During an August 2019 meeting with U.S. officials, Prime Minister Saad Hariri was told the Trump administration and Congress were committed to maintaining sanctions on Hezbollah and those who provide it with political, military, and intelligence cover. Secretary of State Mike Pompeo said the Lebanese people were threatened by Hezbollah and pledged to help Lebanon defend itself. According to one official, Hariri was told he was expected to “take concrete steps to distance himself from Hezbollah.” He was also informed the United States would not provide any assistance if any of the money went to Hezbollah.

In September 2019, Alexei Saab, 42, of Morristown, N.J., was arrested and accused of scouting potential terrorism targets — including Fenway Park, the Prudential Center and Quincy Market in Boston, and the Statue of Liberty and the Empire State Building in New York. Prosecutors allege Saab is a member of Hezbollah.

EXERCISE TASK – Carry on the passage above on U.S. actions concerning Hezbollah in 2019, picking up after its last sentence.

RECORDED DATA –
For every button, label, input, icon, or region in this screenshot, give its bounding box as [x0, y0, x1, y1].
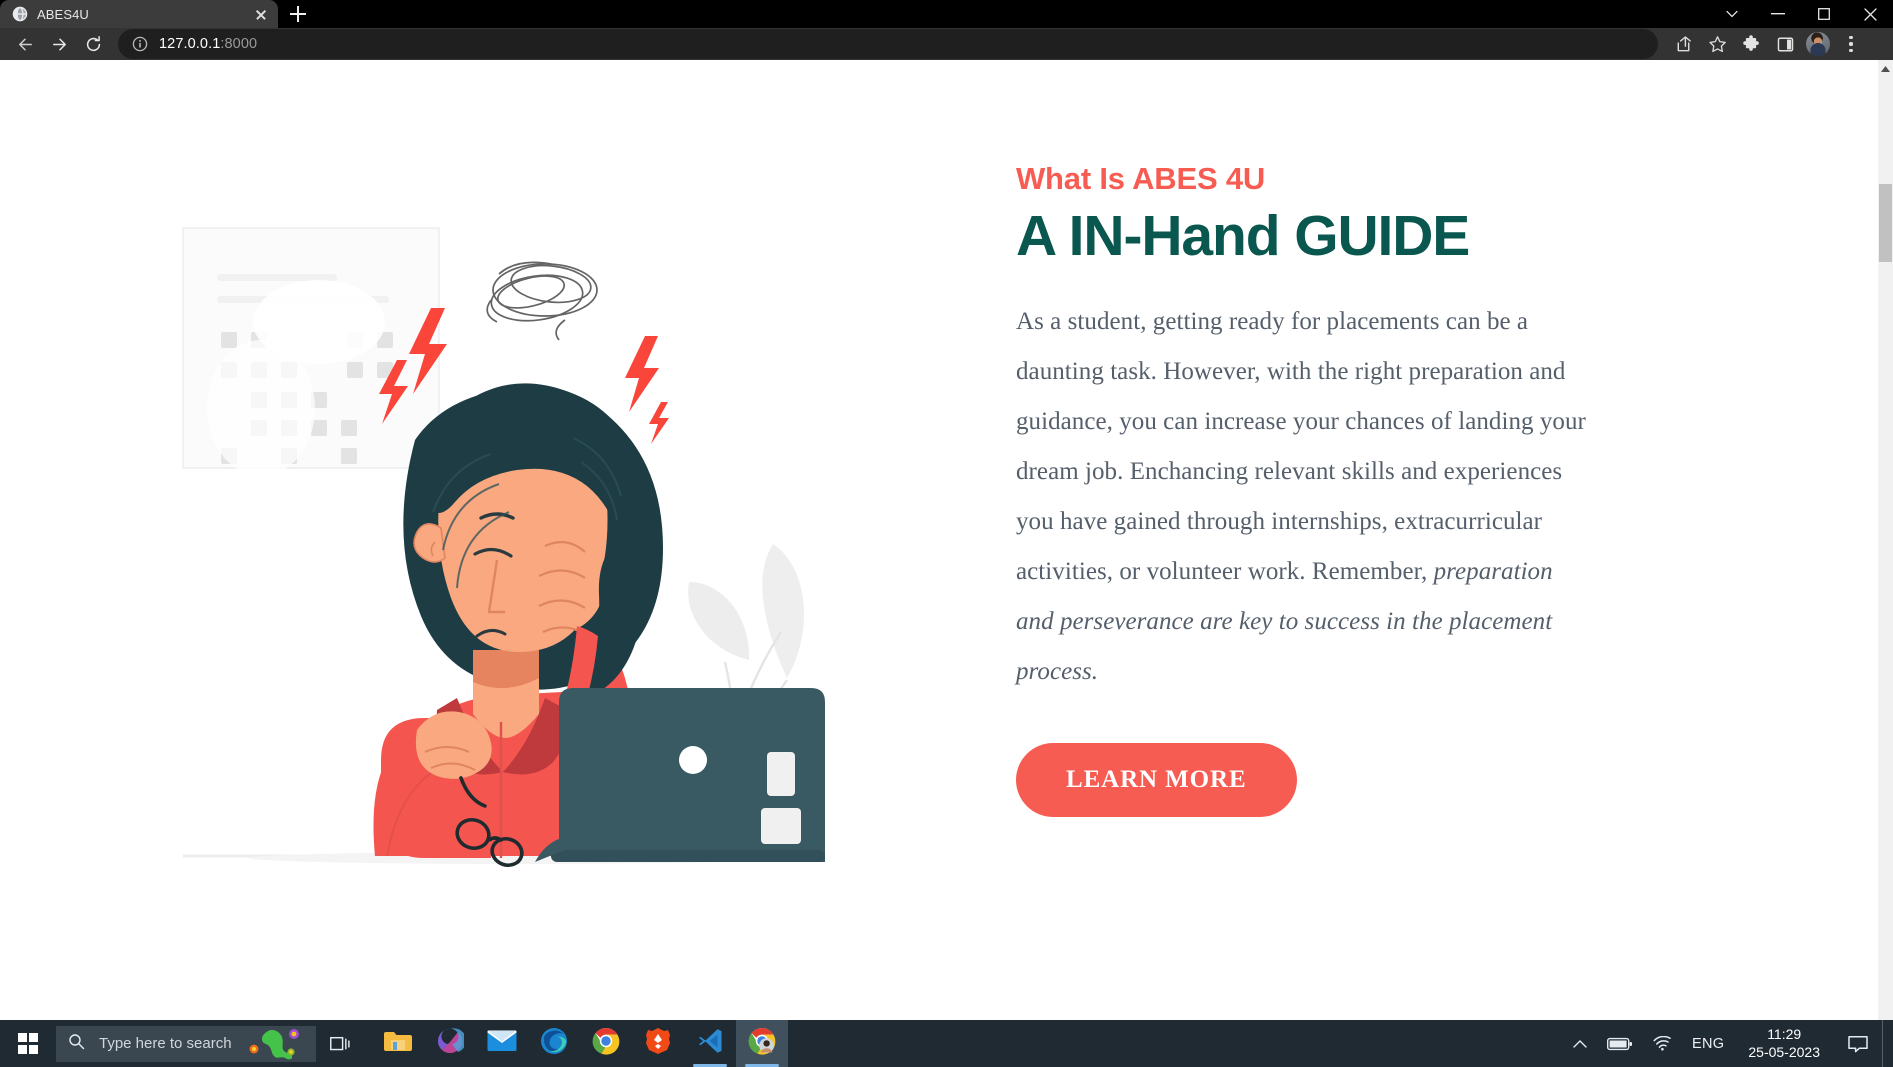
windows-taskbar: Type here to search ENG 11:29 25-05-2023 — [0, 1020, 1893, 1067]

OUTPUT OF THE EXERCISE –
Ali Kourani, a U.S. citizen and New York resident, was sentenced to 40 years in federal prison for spying on Hezbollah’s behalf between 2002 and 2015. “Ali Kourani was recruited, trained, and deployed by Hezbollah’s Islamic Jihad Organization to plan and execute acts of terrorism around New York City,” said Geoffrey Berman, U.S. attorney for the Southern District of New York. Kourani considered himself a “sleeper agent” and called his family “the bin Ladens of Lebanon.”

The Trump administration announced on February 25, 2020, it was blacklisting three officials and 11 entities linked to the Lebanon branch of the Martyrs Foundation, a group the U.S. designated in 2007 as supporting terrorism and assisting Iran. The Foundation pays families of killed or imprisoned Hezbollah fighters and families of Hamas and Palestinian Islamic Jihad suicide bombers.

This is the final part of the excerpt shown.